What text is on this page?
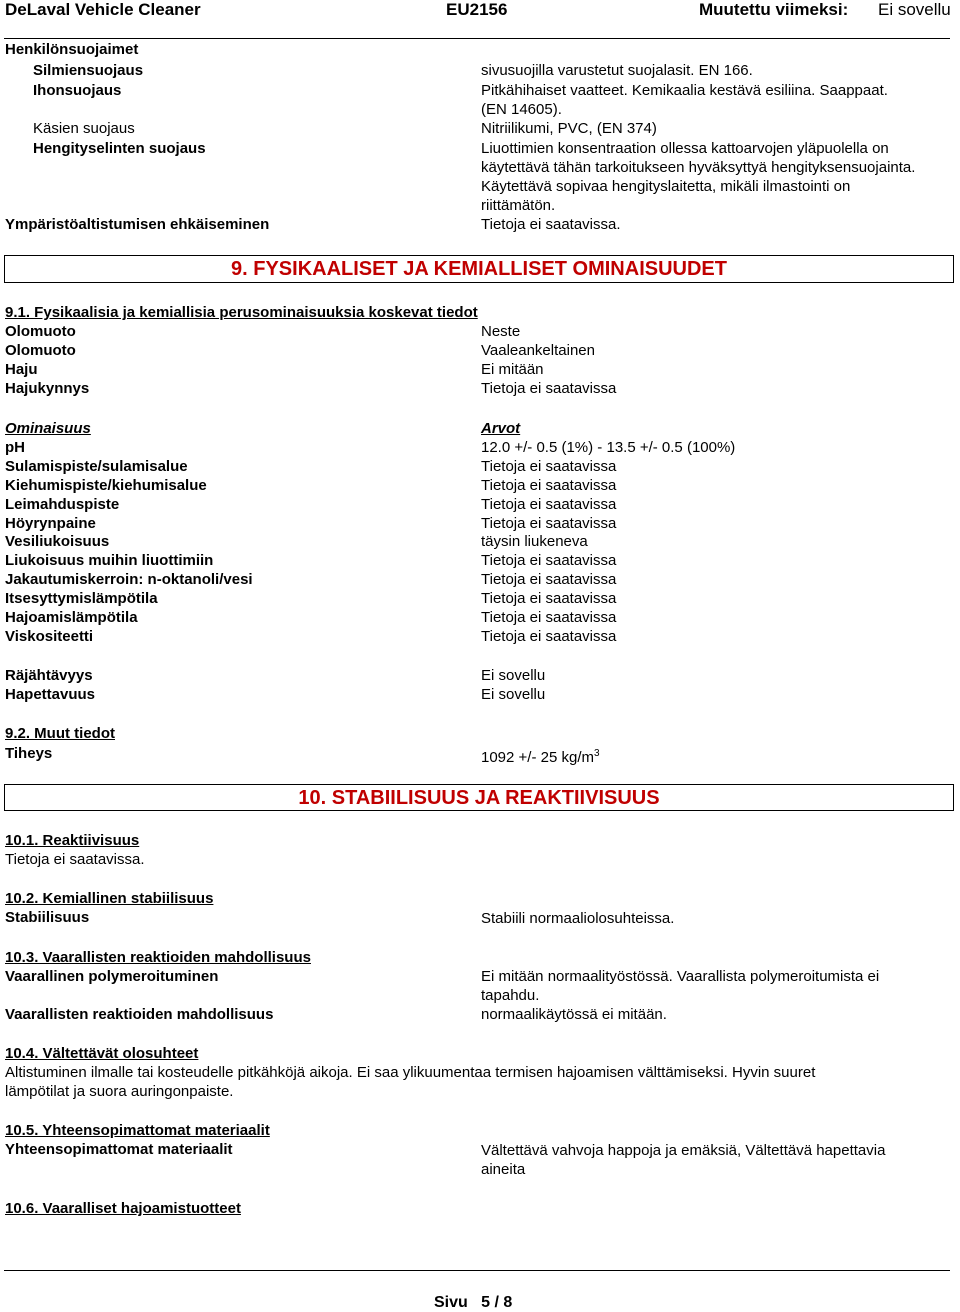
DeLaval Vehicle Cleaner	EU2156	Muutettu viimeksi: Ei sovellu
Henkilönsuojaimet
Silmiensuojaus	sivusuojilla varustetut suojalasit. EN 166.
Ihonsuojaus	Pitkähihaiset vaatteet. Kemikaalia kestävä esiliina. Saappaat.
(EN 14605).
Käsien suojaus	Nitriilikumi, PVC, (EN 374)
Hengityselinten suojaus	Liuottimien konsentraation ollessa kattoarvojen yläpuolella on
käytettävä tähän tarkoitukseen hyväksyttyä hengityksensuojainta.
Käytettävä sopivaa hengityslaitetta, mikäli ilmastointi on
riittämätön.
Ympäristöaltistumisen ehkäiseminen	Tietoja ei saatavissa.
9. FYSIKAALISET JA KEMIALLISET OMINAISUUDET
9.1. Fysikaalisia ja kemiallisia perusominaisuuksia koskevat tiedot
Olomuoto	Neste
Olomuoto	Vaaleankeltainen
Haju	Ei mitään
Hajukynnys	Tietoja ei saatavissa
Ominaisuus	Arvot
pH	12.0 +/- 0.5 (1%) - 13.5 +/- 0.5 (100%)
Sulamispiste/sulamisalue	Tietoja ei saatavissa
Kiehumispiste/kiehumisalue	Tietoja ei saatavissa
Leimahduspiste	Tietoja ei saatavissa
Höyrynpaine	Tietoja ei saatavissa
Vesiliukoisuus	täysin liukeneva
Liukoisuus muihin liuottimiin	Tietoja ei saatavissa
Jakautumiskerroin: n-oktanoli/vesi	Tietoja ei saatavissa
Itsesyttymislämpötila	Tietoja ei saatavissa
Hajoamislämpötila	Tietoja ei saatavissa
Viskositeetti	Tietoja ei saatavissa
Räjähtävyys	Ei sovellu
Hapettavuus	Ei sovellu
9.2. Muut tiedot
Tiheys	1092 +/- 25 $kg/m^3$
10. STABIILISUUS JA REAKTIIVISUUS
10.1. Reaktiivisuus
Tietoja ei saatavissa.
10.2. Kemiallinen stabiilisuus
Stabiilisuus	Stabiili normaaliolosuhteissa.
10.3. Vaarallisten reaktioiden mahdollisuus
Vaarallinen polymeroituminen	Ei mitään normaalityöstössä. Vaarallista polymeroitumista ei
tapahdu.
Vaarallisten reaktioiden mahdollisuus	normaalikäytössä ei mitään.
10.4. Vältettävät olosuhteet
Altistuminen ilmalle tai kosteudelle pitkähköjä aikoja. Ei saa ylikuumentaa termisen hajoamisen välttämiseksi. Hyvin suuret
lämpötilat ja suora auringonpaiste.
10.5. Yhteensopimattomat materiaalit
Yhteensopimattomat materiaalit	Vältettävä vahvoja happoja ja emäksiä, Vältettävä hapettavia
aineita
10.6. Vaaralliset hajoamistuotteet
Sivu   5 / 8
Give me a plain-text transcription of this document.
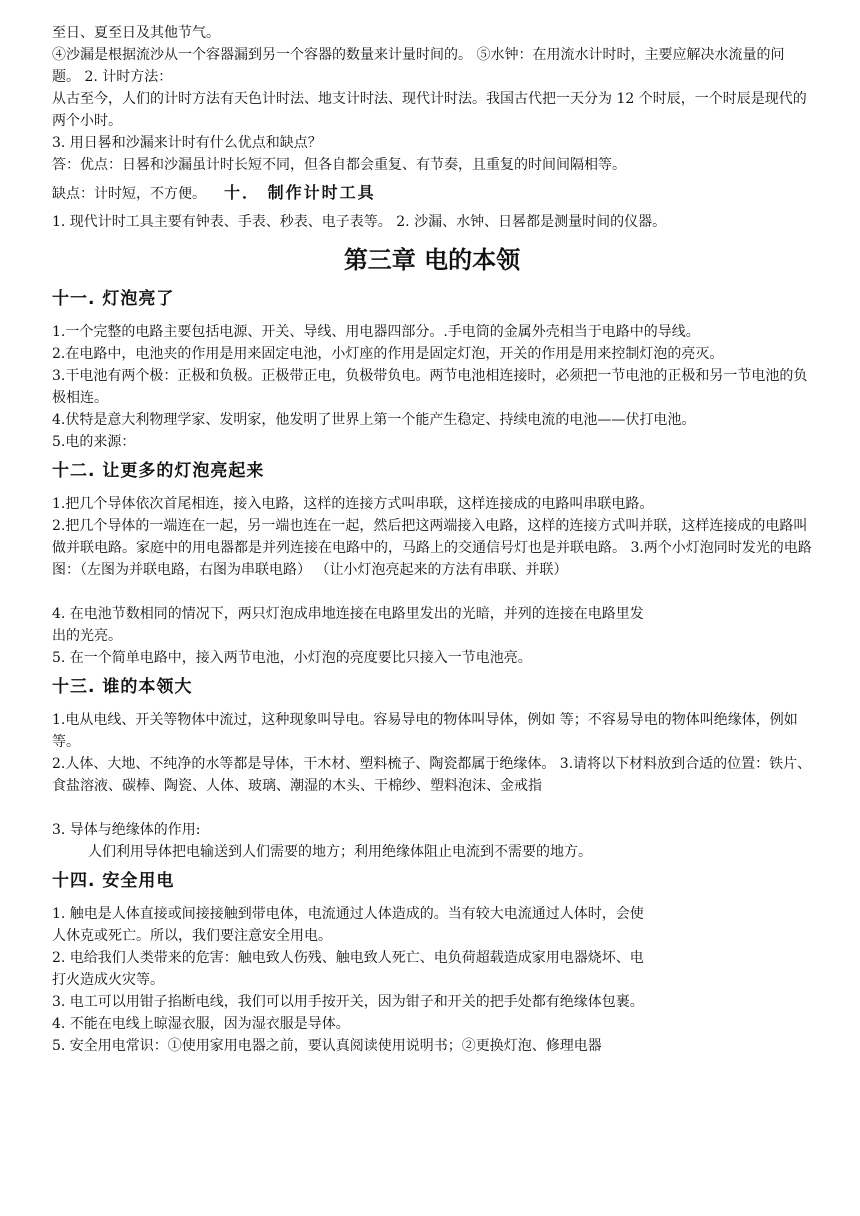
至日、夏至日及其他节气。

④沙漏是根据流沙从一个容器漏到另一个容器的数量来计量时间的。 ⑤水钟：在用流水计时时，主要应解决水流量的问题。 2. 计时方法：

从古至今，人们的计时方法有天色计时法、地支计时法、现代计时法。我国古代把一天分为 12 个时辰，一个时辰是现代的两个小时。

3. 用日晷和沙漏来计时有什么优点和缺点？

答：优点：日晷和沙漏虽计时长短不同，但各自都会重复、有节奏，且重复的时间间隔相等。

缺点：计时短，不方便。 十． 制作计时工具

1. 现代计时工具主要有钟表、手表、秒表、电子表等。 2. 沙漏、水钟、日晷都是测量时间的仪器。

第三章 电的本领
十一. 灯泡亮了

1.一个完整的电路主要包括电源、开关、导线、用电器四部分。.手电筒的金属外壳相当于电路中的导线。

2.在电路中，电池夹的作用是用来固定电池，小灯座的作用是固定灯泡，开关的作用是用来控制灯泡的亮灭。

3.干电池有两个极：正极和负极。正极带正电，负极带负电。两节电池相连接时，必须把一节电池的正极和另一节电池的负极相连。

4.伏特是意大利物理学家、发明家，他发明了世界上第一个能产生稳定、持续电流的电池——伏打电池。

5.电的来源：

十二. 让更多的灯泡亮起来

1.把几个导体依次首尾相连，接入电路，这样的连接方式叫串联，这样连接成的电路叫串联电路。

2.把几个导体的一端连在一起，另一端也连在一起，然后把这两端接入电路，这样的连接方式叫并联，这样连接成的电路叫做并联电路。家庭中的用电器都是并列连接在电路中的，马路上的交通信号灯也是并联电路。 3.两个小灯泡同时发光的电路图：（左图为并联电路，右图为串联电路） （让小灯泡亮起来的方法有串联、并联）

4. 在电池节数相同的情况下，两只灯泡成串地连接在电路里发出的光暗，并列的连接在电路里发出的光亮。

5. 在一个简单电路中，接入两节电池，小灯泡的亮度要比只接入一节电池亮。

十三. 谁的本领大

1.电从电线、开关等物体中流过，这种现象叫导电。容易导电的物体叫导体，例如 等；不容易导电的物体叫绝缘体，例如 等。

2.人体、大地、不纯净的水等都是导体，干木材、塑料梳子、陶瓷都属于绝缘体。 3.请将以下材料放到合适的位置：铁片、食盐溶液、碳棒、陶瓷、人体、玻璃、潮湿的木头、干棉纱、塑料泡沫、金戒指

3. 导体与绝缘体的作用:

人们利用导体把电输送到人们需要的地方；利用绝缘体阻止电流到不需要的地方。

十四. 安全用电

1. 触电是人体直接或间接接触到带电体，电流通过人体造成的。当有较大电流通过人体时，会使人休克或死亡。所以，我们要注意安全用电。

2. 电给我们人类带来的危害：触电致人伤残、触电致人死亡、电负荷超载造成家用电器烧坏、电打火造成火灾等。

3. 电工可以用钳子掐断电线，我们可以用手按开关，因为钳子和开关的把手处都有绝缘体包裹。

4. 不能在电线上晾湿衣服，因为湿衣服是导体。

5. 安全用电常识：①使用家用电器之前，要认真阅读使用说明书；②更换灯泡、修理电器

= Written request =
Your answer should be a single number: the count of lines in the listing that contain the word "mahdollisuus".

= Output of the exercise =
2